▶ **Work required**:
Every line that includes the word "this" is to be listed.

○ ○ ○ ○ ○ ○ ○

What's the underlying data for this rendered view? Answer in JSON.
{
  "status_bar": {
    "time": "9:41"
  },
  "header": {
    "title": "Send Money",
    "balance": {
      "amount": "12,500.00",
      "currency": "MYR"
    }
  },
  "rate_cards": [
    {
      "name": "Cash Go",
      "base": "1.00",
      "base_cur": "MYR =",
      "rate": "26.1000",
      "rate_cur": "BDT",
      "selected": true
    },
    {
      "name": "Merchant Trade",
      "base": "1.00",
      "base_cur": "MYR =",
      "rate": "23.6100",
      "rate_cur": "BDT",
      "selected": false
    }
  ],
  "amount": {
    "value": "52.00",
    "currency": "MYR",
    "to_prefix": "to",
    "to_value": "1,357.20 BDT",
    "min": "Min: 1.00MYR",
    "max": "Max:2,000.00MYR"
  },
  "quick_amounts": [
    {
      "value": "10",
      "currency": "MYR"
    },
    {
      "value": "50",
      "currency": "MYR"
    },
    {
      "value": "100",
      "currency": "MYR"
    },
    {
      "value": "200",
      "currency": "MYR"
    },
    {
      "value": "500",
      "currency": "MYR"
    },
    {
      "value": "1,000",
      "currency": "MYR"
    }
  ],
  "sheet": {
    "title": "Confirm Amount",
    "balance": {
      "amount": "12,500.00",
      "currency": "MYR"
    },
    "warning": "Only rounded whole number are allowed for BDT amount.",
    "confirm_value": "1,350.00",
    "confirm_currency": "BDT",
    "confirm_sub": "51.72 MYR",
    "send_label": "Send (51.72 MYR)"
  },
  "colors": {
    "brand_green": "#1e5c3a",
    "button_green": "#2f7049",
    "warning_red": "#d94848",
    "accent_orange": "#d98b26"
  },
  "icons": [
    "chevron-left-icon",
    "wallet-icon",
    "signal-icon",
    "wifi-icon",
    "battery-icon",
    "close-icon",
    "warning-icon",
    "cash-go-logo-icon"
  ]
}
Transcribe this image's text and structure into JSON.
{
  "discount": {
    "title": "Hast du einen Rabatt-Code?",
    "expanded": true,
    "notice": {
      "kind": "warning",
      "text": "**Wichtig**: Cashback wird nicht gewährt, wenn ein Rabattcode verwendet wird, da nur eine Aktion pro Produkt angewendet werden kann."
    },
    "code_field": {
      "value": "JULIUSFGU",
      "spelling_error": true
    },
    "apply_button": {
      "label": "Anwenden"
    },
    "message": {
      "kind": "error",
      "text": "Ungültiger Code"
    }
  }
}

○ ○ ○ ○ ○ ○ ○

▶ **Result of the exercise**:
What's the underlying data for this rendered view? Answer in JSON.
Transcribe this image's text and structure into JSON.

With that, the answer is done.